## Provided material
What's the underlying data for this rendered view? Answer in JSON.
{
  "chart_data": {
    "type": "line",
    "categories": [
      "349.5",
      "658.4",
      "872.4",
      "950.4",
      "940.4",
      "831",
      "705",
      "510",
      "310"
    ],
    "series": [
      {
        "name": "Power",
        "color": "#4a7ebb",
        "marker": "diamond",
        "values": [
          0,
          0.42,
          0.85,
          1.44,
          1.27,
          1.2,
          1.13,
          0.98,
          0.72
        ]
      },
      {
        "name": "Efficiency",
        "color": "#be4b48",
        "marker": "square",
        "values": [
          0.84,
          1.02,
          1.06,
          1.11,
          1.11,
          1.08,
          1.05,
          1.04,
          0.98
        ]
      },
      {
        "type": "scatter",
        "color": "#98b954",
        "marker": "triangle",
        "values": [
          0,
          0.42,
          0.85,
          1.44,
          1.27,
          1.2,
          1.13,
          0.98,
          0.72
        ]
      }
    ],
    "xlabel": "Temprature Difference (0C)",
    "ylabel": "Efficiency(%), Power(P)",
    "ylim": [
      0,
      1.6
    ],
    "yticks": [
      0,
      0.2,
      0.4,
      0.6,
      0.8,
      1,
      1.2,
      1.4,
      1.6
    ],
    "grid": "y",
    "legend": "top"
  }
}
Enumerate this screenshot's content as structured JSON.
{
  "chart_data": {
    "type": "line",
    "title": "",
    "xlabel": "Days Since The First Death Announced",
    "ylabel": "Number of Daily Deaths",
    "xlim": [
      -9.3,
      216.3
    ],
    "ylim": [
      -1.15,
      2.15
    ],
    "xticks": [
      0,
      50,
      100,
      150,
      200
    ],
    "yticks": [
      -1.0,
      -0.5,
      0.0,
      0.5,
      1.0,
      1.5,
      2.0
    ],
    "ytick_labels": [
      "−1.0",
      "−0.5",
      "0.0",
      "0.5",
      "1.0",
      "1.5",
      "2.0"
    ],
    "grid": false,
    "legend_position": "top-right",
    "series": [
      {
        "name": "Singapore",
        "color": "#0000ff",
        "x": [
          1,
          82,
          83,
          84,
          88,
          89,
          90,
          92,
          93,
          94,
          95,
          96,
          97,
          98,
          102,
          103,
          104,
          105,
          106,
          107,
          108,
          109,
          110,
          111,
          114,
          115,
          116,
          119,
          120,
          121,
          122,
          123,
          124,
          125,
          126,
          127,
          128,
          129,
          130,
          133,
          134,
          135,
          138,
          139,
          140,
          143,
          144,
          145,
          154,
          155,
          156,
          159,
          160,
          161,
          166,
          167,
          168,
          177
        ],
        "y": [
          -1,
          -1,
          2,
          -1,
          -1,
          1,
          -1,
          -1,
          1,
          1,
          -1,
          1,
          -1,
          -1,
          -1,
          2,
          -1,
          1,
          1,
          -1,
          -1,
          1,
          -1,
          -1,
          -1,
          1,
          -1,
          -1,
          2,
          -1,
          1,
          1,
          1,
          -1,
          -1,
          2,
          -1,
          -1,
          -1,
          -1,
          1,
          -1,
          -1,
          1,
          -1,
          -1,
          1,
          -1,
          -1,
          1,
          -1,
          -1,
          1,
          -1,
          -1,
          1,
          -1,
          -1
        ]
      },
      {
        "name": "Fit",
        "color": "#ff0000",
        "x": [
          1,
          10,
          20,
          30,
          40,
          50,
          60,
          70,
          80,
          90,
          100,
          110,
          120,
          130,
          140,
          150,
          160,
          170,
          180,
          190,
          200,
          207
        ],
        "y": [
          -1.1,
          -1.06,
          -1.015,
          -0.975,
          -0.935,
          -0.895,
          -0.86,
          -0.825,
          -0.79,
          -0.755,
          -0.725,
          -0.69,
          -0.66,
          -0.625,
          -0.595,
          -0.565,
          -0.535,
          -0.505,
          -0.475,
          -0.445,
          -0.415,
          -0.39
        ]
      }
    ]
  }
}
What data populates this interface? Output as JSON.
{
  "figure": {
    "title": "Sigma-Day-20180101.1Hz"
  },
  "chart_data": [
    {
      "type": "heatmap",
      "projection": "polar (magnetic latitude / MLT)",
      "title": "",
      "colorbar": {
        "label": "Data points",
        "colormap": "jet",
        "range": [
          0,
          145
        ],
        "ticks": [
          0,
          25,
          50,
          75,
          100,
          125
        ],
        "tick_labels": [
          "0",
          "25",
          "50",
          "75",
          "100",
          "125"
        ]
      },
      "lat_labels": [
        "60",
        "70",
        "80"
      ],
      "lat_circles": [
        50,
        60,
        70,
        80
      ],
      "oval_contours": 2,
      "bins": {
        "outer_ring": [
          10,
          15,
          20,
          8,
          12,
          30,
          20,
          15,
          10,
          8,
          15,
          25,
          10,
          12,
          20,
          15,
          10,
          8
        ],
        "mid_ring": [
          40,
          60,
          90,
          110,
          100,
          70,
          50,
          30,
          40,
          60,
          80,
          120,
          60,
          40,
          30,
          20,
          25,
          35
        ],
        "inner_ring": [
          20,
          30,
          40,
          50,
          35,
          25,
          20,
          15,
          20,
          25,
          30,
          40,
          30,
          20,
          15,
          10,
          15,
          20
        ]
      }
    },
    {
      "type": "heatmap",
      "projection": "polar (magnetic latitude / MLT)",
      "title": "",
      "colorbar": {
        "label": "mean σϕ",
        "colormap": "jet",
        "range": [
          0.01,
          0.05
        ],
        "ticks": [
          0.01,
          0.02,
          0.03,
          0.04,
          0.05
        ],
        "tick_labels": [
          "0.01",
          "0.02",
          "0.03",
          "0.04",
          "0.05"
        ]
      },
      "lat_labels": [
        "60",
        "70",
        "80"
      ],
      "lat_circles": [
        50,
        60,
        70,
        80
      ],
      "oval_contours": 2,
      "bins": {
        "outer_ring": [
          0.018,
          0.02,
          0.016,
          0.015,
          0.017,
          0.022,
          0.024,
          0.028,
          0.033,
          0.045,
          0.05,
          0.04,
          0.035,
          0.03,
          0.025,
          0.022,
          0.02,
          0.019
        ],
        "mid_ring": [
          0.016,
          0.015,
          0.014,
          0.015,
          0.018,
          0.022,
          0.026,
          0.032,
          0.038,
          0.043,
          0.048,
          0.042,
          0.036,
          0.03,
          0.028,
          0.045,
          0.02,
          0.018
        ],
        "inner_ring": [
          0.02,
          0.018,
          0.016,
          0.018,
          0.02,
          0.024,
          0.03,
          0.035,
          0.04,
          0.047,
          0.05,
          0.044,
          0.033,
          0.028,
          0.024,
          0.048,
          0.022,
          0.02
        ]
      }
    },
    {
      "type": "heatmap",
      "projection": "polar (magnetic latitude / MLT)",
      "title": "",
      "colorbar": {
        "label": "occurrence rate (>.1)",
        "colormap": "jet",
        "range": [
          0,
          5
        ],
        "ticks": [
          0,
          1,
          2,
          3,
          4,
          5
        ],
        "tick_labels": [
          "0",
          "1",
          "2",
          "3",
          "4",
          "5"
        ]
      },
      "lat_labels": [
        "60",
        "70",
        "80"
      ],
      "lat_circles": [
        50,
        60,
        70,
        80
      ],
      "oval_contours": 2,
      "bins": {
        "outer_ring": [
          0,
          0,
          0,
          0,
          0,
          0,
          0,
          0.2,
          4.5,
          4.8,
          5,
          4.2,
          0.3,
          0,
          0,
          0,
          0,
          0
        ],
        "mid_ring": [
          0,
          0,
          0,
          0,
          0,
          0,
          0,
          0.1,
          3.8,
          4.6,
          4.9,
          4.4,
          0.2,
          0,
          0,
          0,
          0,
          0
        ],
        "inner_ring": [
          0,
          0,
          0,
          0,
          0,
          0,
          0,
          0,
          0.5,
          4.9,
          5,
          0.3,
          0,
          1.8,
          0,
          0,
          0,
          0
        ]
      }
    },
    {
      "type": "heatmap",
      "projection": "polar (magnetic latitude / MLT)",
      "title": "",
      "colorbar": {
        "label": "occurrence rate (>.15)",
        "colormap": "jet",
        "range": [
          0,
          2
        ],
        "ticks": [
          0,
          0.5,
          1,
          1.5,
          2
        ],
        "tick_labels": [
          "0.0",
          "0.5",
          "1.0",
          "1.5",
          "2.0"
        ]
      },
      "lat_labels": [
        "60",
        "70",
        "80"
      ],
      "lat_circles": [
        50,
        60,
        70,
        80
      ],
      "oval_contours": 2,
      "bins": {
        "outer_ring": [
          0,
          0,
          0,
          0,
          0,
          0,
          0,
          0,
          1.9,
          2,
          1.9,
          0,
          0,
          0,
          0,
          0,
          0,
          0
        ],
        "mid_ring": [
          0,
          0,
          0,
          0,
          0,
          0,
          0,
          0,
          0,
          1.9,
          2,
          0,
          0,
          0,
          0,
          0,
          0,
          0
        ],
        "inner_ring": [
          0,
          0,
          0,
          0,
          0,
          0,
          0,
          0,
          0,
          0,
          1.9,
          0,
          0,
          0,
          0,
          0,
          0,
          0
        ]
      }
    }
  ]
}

## Task goal
From the listing above, copy out each line where the word "ylabel" appears.

## Result of this task
    "ylabel": "Efficiency(%), Power(P)",
    "ylabel": "Number of Daily Deaths",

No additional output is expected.